▸ Task objective: Take every line that has the string "being" and copy it out.

▸ Listing:
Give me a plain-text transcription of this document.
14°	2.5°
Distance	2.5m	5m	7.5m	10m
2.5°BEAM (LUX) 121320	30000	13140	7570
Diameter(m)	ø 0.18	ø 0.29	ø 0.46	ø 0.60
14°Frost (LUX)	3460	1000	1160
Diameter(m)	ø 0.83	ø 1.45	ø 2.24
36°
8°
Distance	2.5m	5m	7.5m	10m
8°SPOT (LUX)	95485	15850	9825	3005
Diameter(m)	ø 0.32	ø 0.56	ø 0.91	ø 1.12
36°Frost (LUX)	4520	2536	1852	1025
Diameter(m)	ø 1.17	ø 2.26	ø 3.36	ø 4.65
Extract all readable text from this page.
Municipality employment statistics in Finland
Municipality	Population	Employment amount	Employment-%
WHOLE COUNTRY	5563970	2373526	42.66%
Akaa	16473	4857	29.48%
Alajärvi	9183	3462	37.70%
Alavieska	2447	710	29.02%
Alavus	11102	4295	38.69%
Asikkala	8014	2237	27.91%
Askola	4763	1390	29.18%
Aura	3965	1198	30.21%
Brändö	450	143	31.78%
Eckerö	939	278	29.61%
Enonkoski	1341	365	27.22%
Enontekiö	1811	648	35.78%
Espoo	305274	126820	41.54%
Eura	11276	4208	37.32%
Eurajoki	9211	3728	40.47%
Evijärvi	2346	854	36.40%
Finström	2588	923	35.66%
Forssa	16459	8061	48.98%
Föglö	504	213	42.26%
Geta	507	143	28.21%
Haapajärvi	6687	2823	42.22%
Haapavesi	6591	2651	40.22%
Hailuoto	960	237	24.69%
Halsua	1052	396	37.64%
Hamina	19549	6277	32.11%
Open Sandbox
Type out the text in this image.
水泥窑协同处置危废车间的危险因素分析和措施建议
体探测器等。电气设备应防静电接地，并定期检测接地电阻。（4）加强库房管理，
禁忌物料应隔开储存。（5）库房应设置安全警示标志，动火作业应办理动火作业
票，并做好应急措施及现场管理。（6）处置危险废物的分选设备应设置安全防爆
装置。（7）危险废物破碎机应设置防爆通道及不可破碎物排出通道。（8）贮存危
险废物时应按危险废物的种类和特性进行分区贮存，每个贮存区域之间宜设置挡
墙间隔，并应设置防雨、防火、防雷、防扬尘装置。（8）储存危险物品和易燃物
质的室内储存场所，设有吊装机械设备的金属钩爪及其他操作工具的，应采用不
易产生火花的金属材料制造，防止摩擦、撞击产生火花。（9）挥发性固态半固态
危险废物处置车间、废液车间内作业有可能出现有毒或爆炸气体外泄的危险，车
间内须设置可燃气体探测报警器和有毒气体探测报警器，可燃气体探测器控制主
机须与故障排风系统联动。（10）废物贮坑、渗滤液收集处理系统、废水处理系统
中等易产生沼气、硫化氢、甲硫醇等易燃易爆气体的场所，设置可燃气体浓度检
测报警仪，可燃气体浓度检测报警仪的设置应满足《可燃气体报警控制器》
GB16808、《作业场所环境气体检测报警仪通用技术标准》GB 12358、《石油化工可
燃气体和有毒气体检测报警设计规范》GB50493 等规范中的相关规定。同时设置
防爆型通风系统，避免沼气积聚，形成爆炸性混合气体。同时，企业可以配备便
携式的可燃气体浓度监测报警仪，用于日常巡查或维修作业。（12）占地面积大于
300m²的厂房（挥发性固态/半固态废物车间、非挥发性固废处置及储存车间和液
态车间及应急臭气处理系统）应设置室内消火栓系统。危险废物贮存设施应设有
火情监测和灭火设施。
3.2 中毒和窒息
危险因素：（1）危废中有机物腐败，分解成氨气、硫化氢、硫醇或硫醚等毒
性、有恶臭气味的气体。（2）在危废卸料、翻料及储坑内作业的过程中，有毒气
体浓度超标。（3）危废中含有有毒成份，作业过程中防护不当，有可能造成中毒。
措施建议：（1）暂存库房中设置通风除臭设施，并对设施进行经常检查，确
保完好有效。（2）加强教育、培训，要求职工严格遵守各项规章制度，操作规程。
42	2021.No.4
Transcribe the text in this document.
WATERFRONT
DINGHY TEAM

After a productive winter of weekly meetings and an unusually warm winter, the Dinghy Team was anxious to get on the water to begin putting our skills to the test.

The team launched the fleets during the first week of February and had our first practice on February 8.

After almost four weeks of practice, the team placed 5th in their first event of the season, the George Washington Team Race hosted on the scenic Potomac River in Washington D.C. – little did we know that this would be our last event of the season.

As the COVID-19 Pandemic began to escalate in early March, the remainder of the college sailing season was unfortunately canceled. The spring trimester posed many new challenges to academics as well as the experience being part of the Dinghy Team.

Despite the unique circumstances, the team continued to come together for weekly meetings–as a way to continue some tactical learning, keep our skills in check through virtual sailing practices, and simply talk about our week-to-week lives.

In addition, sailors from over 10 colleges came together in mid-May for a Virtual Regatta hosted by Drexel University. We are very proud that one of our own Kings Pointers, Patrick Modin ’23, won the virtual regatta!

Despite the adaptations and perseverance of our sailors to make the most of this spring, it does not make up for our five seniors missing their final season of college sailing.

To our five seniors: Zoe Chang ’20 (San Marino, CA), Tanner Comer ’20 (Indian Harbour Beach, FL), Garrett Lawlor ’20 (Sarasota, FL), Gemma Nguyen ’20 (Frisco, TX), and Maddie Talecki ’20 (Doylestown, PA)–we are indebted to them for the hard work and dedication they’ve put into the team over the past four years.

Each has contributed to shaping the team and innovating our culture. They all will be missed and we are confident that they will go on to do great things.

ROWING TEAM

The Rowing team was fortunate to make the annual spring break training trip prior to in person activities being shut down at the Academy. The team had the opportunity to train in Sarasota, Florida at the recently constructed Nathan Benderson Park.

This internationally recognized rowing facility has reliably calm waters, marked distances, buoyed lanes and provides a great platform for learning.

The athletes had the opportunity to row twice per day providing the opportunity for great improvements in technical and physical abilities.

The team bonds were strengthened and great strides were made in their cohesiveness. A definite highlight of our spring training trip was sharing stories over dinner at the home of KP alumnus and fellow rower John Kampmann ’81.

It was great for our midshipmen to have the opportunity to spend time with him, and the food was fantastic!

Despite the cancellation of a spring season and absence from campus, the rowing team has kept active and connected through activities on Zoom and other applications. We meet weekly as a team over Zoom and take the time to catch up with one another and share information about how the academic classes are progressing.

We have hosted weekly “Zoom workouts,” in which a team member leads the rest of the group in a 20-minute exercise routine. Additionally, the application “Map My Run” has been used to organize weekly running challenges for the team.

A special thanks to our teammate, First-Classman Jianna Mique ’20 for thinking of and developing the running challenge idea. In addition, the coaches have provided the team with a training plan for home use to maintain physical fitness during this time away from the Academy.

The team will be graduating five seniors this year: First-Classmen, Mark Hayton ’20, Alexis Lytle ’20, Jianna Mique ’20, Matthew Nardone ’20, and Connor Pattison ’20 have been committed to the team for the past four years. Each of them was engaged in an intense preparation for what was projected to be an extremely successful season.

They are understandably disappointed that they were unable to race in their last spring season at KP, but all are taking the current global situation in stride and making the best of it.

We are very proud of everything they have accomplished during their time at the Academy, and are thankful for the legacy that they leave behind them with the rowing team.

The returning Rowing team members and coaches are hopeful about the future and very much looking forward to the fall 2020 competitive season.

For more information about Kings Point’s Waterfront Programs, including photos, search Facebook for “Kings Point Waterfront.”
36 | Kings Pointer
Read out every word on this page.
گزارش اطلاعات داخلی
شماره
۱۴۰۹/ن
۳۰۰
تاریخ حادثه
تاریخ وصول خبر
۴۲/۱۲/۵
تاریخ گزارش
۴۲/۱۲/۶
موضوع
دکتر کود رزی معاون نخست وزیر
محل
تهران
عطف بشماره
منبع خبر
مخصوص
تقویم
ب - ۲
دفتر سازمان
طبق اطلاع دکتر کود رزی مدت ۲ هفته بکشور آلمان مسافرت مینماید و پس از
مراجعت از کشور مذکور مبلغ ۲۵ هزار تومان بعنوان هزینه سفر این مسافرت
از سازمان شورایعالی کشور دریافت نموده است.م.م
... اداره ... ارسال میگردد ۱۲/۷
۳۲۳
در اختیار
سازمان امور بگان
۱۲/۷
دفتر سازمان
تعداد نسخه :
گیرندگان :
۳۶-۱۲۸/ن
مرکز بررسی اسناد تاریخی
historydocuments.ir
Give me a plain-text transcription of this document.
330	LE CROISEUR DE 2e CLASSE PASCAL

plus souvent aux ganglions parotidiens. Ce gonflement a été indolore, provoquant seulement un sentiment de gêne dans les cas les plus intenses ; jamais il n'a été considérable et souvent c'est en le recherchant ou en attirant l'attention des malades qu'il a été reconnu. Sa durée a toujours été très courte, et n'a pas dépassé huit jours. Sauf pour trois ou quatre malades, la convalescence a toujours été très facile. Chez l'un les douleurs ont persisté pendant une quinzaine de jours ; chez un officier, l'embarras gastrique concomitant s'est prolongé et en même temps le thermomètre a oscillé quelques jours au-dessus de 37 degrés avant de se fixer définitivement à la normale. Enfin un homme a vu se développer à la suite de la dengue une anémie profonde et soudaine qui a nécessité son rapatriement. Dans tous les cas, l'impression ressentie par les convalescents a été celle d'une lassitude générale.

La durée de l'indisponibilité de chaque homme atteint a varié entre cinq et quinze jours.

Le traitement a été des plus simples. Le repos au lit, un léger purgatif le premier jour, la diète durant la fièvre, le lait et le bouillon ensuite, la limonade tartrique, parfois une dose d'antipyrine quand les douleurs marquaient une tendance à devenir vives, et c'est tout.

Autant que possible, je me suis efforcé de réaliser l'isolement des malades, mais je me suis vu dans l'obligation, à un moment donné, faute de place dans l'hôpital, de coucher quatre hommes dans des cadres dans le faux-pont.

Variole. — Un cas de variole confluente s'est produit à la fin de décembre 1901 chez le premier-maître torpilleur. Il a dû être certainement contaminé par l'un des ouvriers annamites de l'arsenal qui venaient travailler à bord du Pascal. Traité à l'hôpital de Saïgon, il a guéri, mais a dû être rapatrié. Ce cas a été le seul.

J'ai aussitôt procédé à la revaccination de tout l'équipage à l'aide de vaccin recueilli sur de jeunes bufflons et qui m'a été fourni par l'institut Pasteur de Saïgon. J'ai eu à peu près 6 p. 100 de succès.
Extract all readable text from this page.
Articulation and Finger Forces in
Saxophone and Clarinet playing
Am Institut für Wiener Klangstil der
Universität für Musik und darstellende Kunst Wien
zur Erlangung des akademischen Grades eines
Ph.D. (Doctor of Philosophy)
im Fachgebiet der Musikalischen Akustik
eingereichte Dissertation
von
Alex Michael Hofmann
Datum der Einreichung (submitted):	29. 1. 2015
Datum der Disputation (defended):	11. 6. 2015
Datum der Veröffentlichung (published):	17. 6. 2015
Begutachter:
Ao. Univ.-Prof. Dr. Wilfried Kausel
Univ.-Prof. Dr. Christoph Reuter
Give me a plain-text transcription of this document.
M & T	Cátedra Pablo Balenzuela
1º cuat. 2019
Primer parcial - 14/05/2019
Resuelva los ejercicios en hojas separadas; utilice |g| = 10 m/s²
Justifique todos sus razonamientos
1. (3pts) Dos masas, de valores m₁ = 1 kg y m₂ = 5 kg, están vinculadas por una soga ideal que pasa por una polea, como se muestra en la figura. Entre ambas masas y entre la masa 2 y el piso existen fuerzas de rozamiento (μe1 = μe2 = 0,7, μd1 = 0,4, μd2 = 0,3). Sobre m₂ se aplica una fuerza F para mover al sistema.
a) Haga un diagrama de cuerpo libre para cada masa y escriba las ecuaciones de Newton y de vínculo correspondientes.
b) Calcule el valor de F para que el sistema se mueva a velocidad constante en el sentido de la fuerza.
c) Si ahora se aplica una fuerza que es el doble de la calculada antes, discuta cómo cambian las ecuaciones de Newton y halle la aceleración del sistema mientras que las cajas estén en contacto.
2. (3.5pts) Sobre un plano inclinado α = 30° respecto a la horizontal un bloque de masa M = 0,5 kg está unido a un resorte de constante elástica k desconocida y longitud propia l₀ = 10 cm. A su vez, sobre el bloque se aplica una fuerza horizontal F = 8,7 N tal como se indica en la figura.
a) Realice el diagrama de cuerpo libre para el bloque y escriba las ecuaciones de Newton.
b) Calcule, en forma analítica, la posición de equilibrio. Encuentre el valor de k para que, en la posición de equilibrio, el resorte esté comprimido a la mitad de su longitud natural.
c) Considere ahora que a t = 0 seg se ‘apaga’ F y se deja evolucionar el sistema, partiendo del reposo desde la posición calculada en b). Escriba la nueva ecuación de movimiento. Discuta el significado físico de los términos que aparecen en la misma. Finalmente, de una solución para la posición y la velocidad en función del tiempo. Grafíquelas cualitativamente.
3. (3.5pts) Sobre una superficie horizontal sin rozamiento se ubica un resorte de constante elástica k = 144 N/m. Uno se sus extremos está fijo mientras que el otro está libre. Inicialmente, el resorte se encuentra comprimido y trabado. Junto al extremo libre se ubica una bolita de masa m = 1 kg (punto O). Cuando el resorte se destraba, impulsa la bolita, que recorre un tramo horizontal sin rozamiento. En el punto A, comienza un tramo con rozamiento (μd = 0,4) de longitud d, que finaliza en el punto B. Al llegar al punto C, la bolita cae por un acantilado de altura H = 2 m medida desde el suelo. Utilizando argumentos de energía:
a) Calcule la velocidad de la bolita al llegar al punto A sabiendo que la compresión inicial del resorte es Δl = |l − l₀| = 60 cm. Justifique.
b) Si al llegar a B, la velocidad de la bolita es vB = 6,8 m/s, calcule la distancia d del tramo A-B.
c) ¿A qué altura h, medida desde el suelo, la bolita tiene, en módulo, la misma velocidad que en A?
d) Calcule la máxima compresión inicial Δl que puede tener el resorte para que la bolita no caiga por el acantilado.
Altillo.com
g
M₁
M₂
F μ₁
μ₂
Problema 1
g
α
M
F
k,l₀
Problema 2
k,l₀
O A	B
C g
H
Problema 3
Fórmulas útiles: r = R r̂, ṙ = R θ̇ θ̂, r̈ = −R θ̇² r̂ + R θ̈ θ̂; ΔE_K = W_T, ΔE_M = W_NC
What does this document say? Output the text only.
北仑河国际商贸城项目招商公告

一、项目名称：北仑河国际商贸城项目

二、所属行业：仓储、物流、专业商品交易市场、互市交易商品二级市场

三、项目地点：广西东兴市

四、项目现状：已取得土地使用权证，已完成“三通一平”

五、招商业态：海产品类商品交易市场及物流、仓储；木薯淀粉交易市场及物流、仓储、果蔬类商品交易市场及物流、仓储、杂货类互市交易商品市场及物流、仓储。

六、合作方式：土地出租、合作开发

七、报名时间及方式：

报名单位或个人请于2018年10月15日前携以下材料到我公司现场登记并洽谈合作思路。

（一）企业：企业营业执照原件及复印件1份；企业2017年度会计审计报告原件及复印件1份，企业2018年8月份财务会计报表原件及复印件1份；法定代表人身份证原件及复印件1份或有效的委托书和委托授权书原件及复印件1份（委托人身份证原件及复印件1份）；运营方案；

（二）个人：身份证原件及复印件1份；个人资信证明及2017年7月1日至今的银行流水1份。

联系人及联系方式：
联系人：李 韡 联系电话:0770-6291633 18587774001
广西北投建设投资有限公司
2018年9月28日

▸ Response to this task:
As the COVID-19 Pandemic began to escalate in early March, the remainder of the college sailing season was unfortunately canceled. The spring trimester posed many new challenges to academics as well as the experience being part of the Dinghy Team.
The Rowing team was fortunate to make the annual spring break training trip prior to in person activities being shut down at the Academy. The team had the opportunity to train in Sarasota, Florida at the recently constructed Nathan Benderson Park.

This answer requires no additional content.